#### Your objective:
Search the listing for the string "ylabel" and copy every line that contains it.

———

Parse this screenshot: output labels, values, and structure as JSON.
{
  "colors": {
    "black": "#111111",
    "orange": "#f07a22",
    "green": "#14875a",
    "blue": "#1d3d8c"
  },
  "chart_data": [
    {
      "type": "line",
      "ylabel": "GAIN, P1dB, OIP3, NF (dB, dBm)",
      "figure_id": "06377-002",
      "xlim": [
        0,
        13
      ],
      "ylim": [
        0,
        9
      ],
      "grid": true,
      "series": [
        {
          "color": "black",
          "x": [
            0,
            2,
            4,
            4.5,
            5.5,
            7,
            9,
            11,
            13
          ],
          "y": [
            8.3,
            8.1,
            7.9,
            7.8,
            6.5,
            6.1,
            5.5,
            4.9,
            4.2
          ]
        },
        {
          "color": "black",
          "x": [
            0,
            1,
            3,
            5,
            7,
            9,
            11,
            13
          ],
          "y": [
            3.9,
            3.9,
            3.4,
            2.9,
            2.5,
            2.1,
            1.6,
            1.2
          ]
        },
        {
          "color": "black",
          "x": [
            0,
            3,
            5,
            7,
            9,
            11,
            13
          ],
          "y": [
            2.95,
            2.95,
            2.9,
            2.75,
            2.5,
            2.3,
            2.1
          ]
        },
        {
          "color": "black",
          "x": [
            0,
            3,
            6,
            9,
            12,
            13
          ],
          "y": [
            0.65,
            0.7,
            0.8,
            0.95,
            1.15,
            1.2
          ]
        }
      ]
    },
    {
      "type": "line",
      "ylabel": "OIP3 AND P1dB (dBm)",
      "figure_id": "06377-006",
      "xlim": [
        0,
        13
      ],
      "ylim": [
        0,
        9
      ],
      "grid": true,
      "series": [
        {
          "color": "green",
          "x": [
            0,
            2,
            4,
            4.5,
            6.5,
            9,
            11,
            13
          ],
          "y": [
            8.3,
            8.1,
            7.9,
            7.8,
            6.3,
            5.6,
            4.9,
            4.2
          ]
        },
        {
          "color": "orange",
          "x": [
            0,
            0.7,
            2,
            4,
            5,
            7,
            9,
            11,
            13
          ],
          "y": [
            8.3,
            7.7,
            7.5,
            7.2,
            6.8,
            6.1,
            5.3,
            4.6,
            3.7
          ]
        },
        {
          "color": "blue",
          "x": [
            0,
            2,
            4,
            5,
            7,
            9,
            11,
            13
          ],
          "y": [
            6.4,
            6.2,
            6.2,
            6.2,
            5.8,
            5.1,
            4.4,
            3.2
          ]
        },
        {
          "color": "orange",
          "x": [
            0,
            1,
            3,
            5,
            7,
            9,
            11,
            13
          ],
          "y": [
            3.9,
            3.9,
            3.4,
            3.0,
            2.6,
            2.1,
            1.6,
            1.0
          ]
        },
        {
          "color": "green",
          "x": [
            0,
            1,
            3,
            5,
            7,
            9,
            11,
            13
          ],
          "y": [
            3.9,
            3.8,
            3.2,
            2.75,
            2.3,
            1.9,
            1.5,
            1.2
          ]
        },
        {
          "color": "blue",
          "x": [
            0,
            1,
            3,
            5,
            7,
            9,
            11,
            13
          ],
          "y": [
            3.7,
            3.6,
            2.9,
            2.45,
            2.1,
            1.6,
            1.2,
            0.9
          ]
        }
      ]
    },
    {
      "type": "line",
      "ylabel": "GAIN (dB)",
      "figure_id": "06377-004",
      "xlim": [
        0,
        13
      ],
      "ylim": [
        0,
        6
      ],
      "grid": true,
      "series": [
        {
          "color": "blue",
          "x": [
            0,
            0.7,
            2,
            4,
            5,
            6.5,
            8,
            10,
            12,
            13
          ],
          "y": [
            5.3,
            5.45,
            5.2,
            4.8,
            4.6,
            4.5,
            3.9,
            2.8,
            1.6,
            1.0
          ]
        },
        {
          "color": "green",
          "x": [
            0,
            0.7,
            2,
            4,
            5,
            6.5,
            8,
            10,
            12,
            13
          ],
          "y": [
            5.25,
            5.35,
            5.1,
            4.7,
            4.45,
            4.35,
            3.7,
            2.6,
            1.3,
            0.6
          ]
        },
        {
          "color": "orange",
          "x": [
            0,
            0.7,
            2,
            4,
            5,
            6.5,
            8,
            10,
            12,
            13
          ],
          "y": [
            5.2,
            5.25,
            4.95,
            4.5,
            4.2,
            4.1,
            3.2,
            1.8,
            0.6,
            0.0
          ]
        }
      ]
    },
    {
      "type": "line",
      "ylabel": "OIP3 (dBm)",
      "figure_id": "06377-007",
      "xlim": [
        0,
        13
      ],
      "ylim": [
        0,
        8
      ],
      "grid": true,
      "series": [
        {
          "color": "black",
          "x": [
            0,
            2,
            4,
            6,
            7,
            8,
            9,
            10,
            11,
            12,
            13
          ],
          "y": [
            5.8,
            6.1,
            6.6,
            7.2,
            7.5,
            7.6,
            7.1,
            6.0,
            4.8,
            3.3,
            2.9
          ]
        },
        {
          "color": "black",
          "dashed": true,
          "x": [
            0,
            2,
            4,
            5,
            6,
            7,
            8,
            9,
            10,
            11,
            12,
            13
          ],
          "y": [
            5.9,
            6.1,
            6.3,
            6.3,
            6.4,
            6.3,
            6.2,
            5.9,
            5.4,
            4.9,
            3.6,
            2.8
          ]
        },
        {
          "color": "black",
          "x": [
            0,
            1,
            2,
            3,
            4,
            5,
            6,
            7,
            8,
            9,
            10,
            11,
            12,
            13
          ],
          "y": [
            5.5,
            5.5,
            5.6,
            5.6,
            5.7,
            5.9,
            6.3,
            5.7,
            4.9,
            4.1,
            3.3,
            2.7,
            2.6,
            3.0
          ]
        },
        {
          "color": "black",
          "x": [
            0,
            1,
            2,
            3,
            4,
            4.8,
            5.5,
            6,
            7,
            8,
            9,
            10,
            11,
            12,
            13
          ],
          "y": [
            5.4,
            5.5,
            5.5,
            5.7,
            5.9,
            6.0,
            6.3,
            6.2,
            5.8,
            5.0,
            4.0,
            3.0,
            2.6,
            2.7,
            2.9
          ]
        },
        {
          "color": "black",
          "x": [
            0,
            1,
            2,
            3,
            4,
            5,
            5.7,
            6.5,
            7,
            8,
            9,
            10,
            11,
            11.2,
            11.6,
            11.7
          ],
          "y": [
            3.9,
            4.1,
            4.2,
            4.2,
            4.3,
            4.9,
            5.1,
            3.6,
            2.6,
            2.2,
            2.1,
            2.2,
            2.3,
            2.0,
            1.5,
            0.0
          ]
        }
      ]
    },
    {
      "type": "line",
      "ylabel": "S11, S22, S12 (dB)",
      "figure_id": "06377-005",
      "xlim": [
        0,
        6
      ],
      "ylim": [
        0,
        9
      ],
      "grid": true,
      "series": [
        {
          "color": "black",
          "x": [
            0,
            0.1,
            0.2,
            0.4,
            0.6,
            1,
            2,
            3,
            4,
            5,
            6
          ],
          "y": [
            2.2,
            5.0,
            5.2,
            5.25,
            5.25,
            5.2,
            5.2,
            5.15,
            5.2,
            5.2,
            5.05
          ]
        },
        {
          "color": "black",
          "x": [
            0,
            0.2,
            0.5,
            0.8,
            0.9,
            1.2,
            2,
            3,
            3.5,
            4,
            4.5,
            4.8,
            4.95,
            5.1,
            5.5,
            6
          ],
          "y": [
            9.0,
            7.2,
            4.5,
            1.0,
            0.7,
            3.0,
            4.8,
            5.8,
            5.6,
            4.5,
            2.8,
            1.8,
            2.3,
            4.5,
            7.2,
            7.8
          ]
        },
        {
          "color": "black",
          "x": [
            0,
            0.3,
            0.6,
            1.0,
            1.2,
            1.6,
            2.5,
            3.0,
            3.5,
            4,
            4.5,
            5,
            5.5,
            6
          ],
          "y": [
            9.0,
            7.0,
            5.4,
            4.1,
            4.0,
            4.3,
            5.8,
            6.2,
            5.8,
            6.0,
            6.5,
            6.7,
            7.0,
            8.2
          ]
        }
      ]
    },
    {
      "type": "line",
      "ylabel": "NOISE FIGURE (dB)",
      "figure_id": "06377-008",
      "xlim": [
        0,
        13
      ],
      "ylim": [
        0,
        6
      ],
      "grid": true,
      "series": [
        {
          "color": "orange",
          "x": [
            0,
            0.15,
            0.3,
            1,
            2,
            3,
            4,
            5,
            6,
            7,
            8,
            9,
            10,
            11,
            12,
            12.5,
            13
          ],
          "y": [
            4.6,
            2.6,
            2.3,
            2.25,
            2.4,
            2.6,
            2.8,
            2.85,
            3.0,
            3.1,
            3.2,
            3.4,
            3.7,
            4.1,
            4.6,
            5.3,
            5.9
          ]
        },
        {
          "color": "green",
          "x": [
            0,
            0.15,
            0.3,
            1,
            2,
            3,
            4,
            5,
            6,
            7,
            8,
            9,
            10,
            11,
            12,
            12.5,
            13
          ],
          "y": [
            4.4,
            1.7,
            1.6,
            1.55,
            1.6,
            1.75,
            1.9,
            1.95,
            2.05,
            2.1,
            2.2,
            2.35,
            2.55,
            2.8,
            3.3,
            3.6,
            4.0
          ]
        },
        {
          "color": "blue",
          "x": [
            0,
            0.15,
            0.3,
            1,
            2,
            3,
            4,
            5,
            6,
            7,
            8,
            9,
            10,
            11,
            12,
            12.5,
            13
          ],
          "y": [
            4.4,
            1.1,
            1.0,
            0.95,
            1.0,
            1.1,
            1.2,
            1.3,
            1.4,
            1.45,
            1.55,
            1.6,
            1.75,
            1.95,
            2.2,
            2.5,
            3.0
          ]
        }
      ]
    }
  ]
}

———

#### Answer to this exercise:
      "ylabel": "GAIN, P1dB, OIP3, NF (dB, dBm)",
      "ylabel": "OIP3 AND P1dB (dBm)",
      "ylabel": "GAIN (dB)",
      "ylabel": "OIP3 (dBm)",
      "ylabel": "S11, S22, S12 (dB)",
      "ylabel": "NOISE FIGURE (dB)",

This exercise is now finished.